Prompt >>
Note how many lines hold the string "subtitle" and give that number without any other words.

Supplied material >>
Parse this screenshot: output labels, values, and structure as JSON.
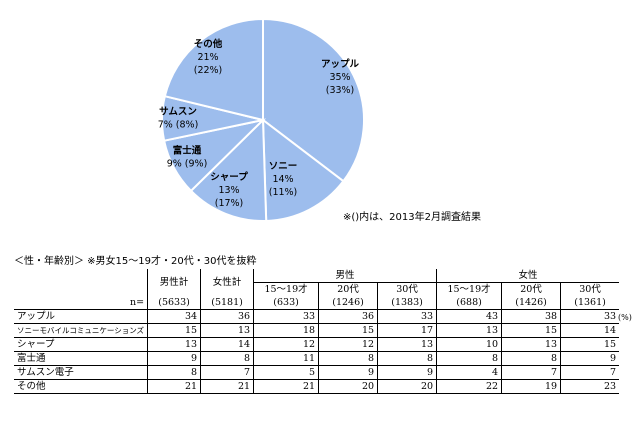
{
  "chart_data": {
    "type": "pie",
    "slices": [
      {
        "label": "アップル",
        "value": 35,
        "prev": "(33%)",
        "pct": "35%"
      },
      {
        "label": "ソニー",
        "value": 14,
        "prev": "(11%)",
        "pct": "14%"
      },
      {
        "label": "シャープ",
        "value": 13,
        "prev": "(17%)",
        "pct": "13%"
      },
      {
        "label": "富士通",
        "value": 9,
        "prev": "(9%)",
        "pct": "9%",
        "inline": "9% (9%)"
      },
      {
        "label": "サムスン",
        "value": 7,
        "prev": "(8%)",
        "pct": "7%",
        "inline": "7% (8%)"
      },
      {
        "label": "その他",
        "value": 21,
        "prev": "(22%)",
        "pct": "21%"
      }
    ],
    "note": "※()内は、2013年2月調査結果",
    "colors": {
      "slice": "#9DBDED",
      "stroke": "#ffffff"
    }
  },
  "subtitle": "＜性・年齢別＞ ※男女15～19才・20代・30代を抜粋",
  "table": {
    "header_groups": {
      "male": "男性",
      "female": "女性"
    },
    "columns": [
      {
        "label": "男性計",
        "n": "(5633)"
      },
      {
        "label": "女性計",
        "n": "(5181)"
      },
      {
        "label": "15～19才",
        "n": "(633)"
      },
      {
        "label": "20代",
        "n": "(1246)"
      },
      {
        "label": "30代",
        "n": "(1383)"
      },
      {
        "label": "15～19才",
        "n": "(688)"
      },
      {
        "label": "20代",
        "n": "(1426)"
      },
      {
        "label": "30代",
        "n": "(1361)"
      }
    ],
    "n_label": "n=",
    "unit": "(%)",
    "rows": [
      {
        "label": "アップル",
        "values": [
          "34",
          "36",
          "33",
          "36",
          "33",
          "43",
          "38",
          "33"
        ]
      },
      {
        "label": "ソニーモバイルコミュニケーションズ",
        "values": [
          "15",
          "13",
          "18",
          "15",
          "17",
          "13",
          "15",
          "14"
        ],
        "small": true
      },
      {
        "label": "シャープ",
        "values": [
          "13",
          "14",
          "12",
          "12",
          "13",
          "10",
          "13",
          "15"
        ]
      },
      {
        "label": "富士通",
        "values": [
          "9",
          "8",
          "11",
          "8",
          "8",
          "8",
          "8",
          "9"
        ]
      },
      {
        "label": "サムスン電子",
        "values": [
          "8",
          "7",
          "5",
          "9",
          "9",
          "4",
          "7",
          "7"
        ]
      },
      {
        "label": "その他",
        "values": [
          "21",
          "21",
          "21",
          "20",
          "20",
          "22",
          "19",
          "23"
        ]
      }
    ]
  }
}
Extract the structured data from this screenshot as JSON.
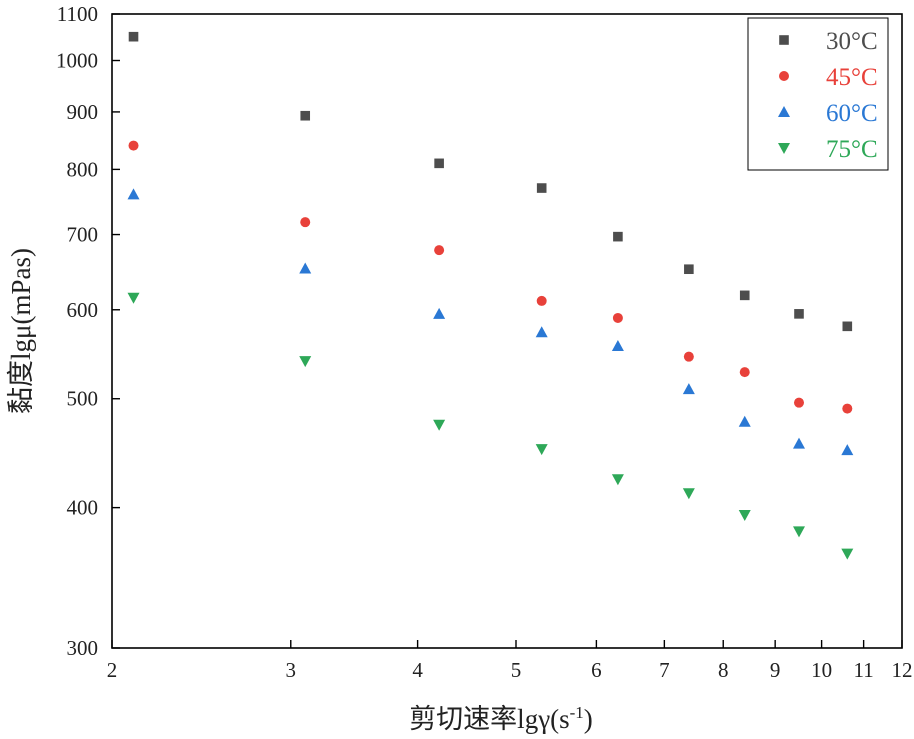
{
  "chart_data": {
    "type": "scatter",
    "xscale": "log",
    "yscale": "log",
    "xlim": [
      2,
      12
    ],
    "ylim": [
      300,
      1100
    ],
    "xticks": [
      2,
      3,
      4,
      5,
      6,
      7,
      8,
      9,
      10,
      11,
      12
    ],
    "yticks": [
      300,
      400,
      500,
      600,
      700,
      800,
      900,
      1000,
      1100
    ],
    "xlabel_main": "剪切速率lgγ(s",
    "xlabel_sup": "-1",
    "xlabel_end": ")",
    "ylabel": "黏度lgμ(mPas)",
    "legend_position": "top-right",
    "x": [
      2.1,
      3.1,
      4.2,
      5.3,
      6.3,
      7.4,
      8.4,
      9.5,
      10.6
    ],
    "series": [
      {
        "name": "30°C",
        "marker": "square",
        "color": "#4d4d4d",
        "values": [
          1050,
          893,
          810,
          770,
          697,
          652,
          618,
          595,
          580
        ]
      },
      {
        "name": "45°C",
        "marker": "circle",
        "color": "#e8413a",
        "values": [
          840,
          718,
          678,
          611,
          590,
          545,
          528,
          496,
          490
        ]
      },
      {
        "name": "60°C",
        "marker": "triangle-up",
        "color": "#2a78d4",
        "values": [
          760,
          653,
          595,
          573,
          557,
          510,
          477,
          456,
          450
        ]
      },
      {
        "name": "75°C",
        "marker": "triangle-down",
        "color": "#2ea858",
        "values": [
          615,
          540,
          474,
          451,
          424,
          412,
          394,
          381,
          364
        ]
      }
    ]
  }
}
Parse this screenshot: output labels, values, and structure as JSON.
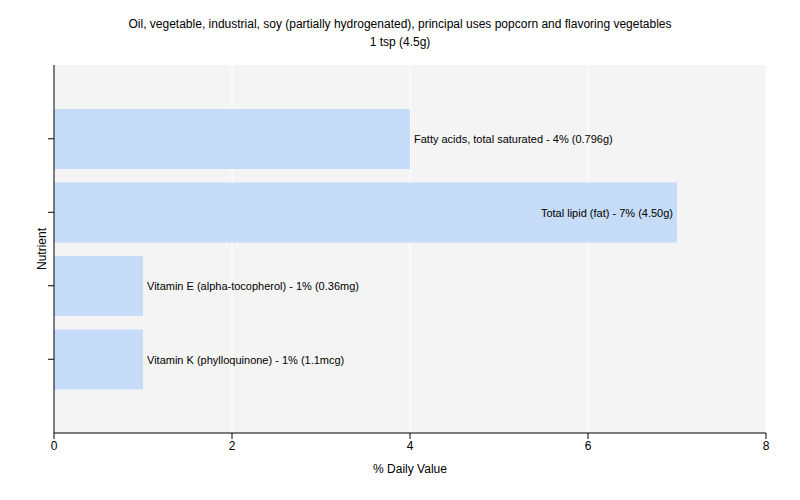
{
  "chart_data": {
    "type": "bar",
    "title": "Oil, vegetable, industrial, soy (partially hydrogenated), principal uses popcorn and flavoring vegetables",
    "subtitle": "1 tsp (4.5g)",
    "x_label": "% Daily Value",
    "y_label": "Nutrient",
    "orientation": "horizontal",
    "categories": [
      null,
      null,
      null,
      null
    ],
    "values": [
      4,
      7,
      1,
      1
    ],
    "value_labels": [
      "Fatty acids, total saturated - 4% (0.796g)",
      "Total lipid (fat) - 7% (4.50g)",
      "Vitamin E (alpha-tocopherol) - 1% (0.36mg)",
      "Vitamin K (phylloquinone) - 1% (1.1mcg)"
    ],
    "data_labels": true,
    "color": "#c6dcf8",
    "xlim": [
      0,
      8
    ],
    "xticks": [
      0,
      2,
      4,
      6,
      8
    ],
    "grid": true,
    "tick_labels": "x"
  }
}
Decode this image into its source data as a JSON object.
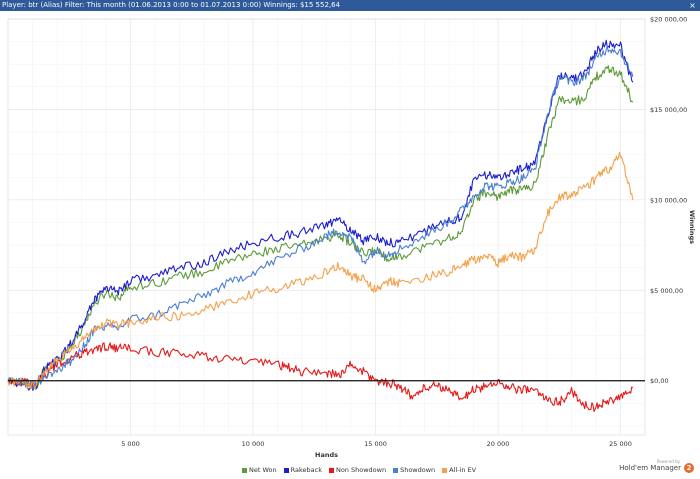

The output >>
2